• Material provided:
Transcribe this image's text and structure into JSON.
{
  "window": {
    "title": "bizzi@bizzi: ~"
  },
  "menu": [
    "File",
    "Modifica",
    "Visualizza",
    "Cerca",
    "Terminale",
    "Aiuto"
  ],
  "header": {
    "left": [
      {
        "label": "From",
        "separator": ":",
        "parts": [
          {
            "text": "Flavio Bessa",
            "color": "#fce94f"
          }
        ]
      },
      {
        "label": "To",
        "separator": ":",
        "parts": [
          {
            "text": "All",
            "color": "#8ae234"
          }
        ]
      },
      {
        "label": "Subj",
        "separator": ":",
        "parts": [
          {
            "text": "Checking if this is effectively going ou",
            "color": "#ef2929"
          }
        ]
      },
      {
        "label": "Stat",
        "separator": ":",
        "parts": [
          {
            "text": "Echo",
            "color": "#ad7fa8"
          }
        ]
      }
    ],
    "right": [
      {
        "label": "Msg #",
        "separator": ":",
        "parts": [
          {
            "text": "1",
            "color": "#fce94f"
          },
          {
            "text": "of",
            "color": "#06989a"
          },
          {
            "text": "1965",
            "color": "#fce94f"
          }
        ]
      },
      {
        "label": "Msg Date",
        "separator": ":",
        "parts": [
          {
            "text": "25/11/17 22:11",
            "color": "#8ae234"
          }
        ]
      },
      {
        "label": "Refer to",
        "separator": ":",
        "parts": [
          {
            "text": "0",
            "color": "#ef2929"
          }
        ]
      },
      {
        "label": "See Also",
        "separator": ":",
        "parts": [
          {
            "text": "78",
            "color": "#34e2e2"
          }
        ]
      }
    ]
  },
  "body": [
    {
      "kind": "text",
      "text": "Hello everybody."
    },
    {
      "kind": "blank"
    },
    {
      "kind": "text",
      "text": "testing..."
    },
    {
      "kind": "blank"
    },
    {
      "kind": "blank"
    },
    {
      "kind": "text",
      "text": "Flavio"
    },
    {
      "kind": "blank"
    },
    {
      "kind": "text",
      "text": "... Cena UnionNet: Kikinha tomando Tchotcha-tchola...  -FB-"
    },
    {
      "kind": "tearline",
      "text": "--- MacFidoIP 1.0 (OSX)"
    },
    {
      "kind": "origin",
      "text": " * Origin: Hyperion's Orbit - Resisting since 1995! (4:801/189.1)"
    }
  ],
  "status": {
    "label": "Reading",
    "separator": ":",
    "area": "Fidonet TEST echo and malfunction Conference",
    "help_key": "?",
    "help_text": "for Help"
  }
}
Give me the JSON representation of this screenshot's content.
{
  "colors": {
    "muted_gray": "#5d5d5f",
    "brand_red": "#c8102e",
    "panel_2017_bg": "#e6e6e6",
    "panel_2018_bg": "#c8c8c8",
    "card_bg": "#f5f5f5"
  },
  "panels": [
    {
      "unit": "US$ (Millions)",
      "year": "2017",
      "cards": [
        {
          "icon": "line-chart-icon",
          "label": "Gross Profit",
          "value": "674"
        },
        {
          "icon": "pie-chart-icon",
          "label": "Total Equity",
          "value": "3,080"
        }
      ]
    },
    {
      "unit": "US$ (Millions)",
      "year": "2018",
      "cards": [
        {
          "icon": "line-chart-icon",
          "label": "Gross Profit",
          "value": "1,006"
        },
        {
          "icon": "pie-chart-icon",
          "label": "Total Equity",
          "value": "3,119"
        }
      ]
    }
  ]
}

• To be done: Retype the whole listing, matching it exactly.

• Reply:
Transcribe this image's text and structure into JSON.
{
  "window": {
    "title": "bizzi@bizzi: ~"
  },
  "menu": [
    "File",
    "Modifica",
    "Visualizza",
    "Cerca",
    "Terminale",
    "Aiuto"
  ],
  "header": {
    "left": [
      {
        "label": "From",
        "separator": ":",
        "parts": [
          {
            "text": "Flavio Bessa",
            "color": "#fce94f"
          }
        ]
      },
      {
        "label": "To",
        "separator": ":",
        "parts": [
          {
            "text": "All",
            "color": "#8ae234"
          }
        ]
      },
      {
        "label": "Subj",
        "separator": ":",
        "parts": [
          {
            "text": "Checking if this is effectively going ou",
            "color": "#ef2929"
          }
        ]
      },
      {
        "label": "Stat",
        "separator": ":",
        "parts": [
          {
            "text": "Echo",
            "color": "#ad7fa8"
          }
        ]
      }
    ],
    "right": [
      {
        "label": "Msg #",
        "separator": ":",
        "parts": [
          {
            "text": "1",
            "color": "#fce94f"
          },
          {
            "text": "of",
            "color": "#06989a"
          },
          {
            "text": "1965",
            "color": "#fce94f"
          }
        ]
      },
      {
        "label": "Msg Date",
        "separator": ":",
        "parts": [
          {
            "text": "25/11/17 22:11",
            "color": "#8ae234"
          }
        ]
      },
      {
        "label": "Refer to",
        "separator": ":",
        "parts": [
          {
            "text": "0",
            "color": "#ef2929"
          }
        ]
      },
      {
        "label": "See Also",
        "separator": ":",
        "parts": [
          {
            "text": "78",
            "color": "#34e2e2"
          }
        ]
      }
    ]
  },
  "body": [
    {
      "kind": "text",
      "text": "Hello everybody."
    },
    {
      "kind": "blank"
    },
    {
      "kind": "text",
      "text": "testing..."
    },
    {
      "kind": "blank"
    },
    {
      "kind": "blank"
    },
    {
      "kind": "text",
      "text": "Flavio"
    },
    {
      "kind": "blank"
    },
    {
      "kind": "text",
      "text": "... Cena UnionNet: Kikinha tomando Tchotcha-tchola...  -FB-"
    },
    {
      "kind": "tearline",
      "text": "--- MacFidoIP 1.0 (OSX)"
    },
    {
      "kind": "origin",
      "text": " * Origin: Hyperion's Orbit - Resisting since 1995! (4:801/189.1)"
    }
  ],
  "status": {
    "label": "Reading",
    "separator": ":",
    "area": "Fidonet TEST echo and malfunction Conference",
    "help_key": "?",
    "help_text": "for Help"
  }
}
Give me the JSON representation of this screenshot's content.
{
  "colors": {
    "muted_gray": "#5d5d5f",
    "brand_red": "#c8102e",
    "panel_2017_bg": "#e6e6e6",
    "panel_2018_bg": "#c8c8c8",
    "card_bg": "#f5f5f5"
  },
  "panels": [
    {
      "unit": "US$ (Millions)",
      "year": "2017",
      "cards": [
        {
          "icon": "line-chart-icon",
          "label": "Gross Profit",
          "value": "674"
        },
        {
          "icon": "pie-chart-icon",
          "label": "Total Equity",
          "value": "3,080"
        }
      ]
    },
    {
      "unit": "US$ (Millions)",
      "year": "2018",
      "cards": [
        {
          "icon": "line-chart-icon",
          "label": "Gross Profit",
          "value": "1,006"
        },
        {
          "icon": "pie-chart-icon",
          "label": "Total Equity",
          "value": "3,119"
        }
      ]
    }
  ]
}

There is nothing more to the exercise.